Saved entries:
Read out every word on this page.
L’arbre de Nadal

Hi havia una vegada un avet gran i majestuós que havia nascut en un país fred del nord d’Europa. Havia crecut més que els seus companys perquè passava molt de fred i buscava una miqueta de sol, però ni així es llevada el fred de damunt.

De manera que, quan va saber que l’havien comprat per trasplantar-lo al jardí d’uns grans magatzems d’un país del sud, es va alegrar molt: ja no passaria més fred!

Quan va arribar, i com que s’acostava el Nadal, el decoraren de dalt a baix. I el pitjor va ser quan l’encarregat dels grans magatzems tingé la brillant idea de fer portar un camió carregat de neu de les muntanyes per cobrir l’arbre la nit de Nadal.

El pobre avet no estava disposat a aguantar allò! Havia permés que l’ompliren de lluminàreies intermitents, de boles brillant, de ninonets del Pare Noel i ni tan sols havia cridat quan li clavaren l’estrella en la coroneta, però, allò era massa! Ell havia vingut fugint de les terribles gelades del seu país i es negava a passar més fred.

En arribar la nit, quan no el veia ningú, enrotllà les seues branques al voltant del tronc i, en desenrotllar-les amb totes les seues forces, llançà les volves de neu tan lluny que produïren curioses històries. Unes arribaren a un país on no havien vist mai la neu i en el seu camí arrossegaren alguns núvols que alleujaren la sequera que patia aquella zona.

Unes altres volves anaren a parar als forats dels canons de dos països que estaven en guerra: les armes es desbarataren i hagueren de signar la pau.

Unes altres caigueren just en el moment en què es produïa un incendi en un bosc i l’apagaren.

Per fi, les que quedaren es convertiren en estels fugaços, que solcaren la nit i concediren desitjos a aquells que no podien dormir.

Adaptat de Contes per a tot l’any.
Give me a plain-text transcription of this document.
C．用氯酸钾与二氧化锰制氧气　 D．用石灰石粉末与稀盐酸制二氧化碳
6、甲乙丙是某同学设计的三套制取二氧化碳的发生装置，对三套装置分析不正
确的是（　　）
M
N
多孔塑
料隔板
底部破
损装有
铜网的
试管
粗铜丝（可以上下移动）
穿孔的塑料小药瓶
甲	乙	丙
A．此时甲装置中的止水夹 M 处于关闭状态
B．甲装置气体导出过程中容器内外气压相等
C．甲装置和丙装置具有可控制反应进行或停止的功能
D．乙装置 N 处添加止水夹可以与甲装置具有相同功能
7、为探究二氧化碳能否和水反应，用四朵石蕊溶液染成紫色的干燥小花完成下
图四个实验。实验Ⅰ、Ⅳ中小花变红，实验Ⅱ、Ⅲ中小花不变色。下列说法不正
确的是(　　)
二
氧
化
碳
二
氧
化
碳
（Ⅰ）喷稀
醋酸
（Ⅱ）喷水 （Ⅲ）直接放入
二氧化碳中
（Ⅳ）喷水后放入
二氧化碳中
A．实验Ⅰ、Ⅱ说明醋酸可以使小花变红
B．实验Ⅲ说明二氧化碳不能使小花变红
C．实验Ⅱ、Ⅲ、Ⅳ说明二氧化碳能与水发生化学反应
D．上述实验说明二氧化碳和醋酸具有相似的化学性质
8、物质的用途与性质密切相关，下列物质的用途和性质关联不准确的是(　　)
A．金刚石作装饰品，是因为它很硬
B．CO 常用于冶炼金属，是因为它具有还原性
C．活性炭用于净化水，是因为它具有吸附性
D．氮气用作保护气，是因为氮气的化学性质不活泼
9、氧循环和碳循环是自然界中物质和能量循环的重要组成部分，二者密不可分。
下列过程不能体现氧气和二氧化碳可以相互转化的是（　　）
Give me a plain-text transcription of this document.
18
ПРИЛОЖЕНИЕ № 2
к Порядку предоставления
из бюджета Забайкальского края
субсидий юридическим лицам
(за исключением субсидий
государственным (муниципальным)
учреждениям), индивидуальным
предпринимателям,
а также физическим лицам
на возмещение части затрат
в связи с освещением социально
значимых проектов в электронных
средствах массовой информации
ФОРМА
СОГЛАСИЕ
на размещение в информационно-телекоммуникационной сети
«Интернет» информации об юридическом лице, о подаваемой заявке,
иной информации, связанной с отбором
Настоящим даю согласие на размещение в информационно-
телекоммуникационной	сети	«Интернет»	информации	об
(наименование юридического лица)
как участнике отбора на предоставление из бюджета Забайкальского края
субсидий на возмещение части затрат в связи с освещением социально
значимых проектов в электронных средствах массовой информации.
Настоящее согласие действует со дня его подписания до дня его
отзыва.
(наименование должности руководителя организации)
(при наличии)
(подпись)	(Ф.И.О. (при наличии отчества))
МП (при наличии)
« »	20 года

To be done ▸ From the data, pick out every line that includes "però".

Answer to this task ▸
Hi havia una vegada un avet gran i majestuós que havia nascut en un país fred del nord d’Europa. Havia crecut més que els seus companys perquè passava molt de fred i buscava una miqueta de sol, però ni així es llevada el fred de damunt.
El pobre avet no estava disposat a aguantar allò! Havia permés que l’ompliren de lluminàreies intermitents, de boles brillant, de ninonets del Pare Noel i ni tan sols havia cridat quan li clavaren l’estrella en la coroneta, però, allò era massa! Ell havia vingut fugint de les terribles gelades del seu país i es negava a passar més fred.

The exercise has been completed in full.